> Records for the task:

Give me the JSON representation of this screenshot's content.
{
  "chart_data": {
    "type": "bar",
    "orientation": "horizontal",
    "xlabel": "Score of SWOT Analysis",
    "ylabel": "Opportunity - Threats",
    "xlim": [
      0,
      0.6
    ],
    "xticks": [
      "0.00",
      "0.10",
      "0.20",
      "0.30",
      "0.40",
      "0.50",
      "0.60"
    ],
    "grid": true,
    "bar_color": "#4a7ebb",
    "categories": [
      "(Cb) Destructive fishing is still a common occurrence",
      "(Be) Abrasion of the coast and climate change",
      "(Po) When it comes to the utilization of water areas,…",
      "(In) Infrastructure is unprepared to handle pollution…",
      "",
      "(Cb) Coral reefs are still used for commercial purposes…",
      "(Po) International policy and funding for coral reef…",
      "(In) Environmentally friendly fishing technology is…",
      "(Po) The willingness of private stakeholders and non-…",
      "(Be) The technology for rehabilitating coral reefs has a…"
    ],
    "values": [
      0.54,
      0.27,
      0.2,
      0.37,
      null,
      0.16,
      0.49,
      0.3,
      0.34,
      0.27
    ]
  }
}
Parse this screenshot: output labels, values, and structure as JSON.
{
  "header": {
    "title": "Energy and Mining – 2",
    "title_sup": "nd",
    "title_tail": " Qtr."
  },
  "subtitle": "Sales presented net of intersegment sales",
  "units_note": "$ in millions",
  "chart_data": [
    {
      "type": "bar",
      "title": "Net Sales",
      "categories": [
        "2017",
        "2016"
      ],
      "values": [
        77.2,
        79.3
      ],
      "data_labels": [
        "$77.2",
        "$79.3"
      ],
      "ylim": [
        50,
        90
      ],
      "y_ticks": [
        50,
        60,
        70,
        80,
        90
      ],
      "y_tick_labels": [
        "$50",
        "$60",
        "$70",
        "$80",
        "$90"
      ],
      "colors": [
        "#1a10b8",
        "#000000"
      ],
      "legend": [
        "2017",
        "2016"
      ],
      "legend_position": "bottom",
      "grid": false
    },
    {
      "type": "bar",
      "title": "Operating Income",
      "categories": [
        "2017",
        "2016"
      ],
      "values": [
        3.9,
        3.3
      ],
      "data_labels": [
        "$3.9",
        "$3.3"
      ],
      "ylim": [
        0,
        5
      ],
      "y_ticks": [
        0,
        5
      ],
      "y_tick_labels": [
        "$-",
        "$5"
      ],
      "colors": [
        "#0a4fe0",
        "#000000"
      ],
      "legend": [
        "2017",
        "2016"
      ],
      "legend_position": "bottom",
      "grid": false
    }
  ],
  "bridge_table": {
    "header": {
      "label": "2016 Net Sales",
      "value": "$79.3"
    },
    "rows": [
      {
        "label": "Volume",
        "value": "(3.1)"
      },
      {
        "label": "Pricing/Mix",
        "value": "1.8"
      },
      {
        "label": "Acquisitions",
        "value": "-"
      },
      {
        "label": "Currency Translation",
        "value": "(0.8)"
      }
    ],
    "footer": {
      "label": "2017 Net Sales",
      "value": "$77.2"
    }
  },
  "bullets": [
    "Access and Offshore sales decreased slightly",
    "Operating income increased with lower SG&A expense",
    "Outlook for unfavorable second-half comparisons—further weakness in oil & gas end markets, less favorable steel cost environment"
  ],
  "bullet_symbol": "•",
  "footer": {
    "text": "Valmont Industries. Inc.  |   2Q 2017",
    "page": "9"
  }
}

> What is expected: Write out all the data again, exactly as it appears.

> Final answer:
Give me the JSON representation of this screenshot's content.
{
  "chart_data": {
    "type": "bar",
    "orientation": "horizontal",
    "xlabel": "Score of SWOT Analysis",
    "ylabel": "Opportunity - Threats",
    "xlim": [
      0,
      0.6
    ],
    "xticks": [
      "0.00",
      "0.10",
      "0.20",
      "0.30",
      "0.40",
      "0.50",
      "0.60"
    ],
    "grid": true,
    "bar_color": "#4a7ebb",
    "categories": [
      "(Cb) Destructive fishing is still a common occurrence",
      "(Be) Abrasion of the coast and climate change",
      "(Po) When it comes to the utilization of water areas,…",
      "(In) Infrastructure is unprepared to handle pollution…",
      "",
      "(Cb) Coral reefs are still used for commercial purposes…",
      "(Po) International policy and funding for coral reef…",
      "(In) Environmentally friendly fishing technology is…",
      "(Po) The willingness of private stakeholders and non-…",
      "(Be) The technology for rehabilitating coral reefs has a…"
    ],
    "values": [
      0.54,
      0.27,
      0.2,
      0.37,
      null,
      0.16,
      0.49,
      0.3,
      0.34,
      0.27
    ]
  }
}
Parse this screenshot: output labels, values, and structure as JSON.
{
  "header": {
    "title": "Energy and Mining – 2",
    "title_sup": "nd",
    "title_tail": " Qtr."
  },
  "subtitle": "Sales presented net of intersegment sales",
  "units_note": "$ in millions",
  "chart_data": [
    {
      "type": "bar",
      "title": "Net Sales",
      "categories": [
        "2017",
        "2016"
      ],
      "values": [
        77.2,
        79.3
      ],
      "data_labels": [
        "$77.2",
        "$79.3"
      ],
      "ylim": [
        50,
        90
      ],
      "y_ticks": [
        50,
        60,
        70,
        80,
        90
      ],
      "y_tick_labels": [
        "$50",
        "$60",
        "$70",
        "$80",
        "$90"
      ],
      "colors": [
        "#1a10b8",
        "#000000"
      ],
      "legend": [
        "2017",
        "2016"
      ],
      "legend_position": "bottom",
      "grid": false
    },
    {
      "type": "bar",
      "title": "Operating Income",
      "categories": [
        "2017",
        "2016"
      ],
      "values": [
        3.9,
        3.3
      ],
      "data_labels": [
        "$3.9",
        "$3.3"
      ],
      "ylim": [
        0,
        5
      ],
      "y_ticks": [
        0,
        5
      ],
      "y_tick_labels": [
        "$-",
        "$5"
      ],
      "colors": [
        "#0a4fe0",
        "#000000"
      ],
      "legend": [
        "2017",
        "2016"
      ],
      "legend_position": "bottom",
      "grid": false
    }
  ],
  "bridge_table": {
    "header": {
      "label": "2016 Net Sales",
      "value": "$79.3"
    },
    "rows": [
      {
        "label": "Volume",
        "value": "(3.1)"
      },
      {
        "label": "Pricing/Mix",
        "value": "1.8"
      },
      {
        "label": "Acquisitions",
        "value": "-"
      },
      {
        "label": "Currency Translation",
        "value": "(0.8)"
      }
    ],
    "footer": {
      "label": "2017 Net Sales",
      "value": "$77.2"
    }
  },
  "bullets": [
    "Access and Offshore sales decreased slightly",
    "Operating income increased with lower SG&A expense",
    "Outlook for unfavorable second-half comparisons—further weakness in oil & gas end markets, less favorable steel cost environment"
  ],
  "bullet_symbol": "•",
  "footer": {
    "text": "Valmont Industries. Inc.  |   2Q 2017",
    "page": "9"
  }
}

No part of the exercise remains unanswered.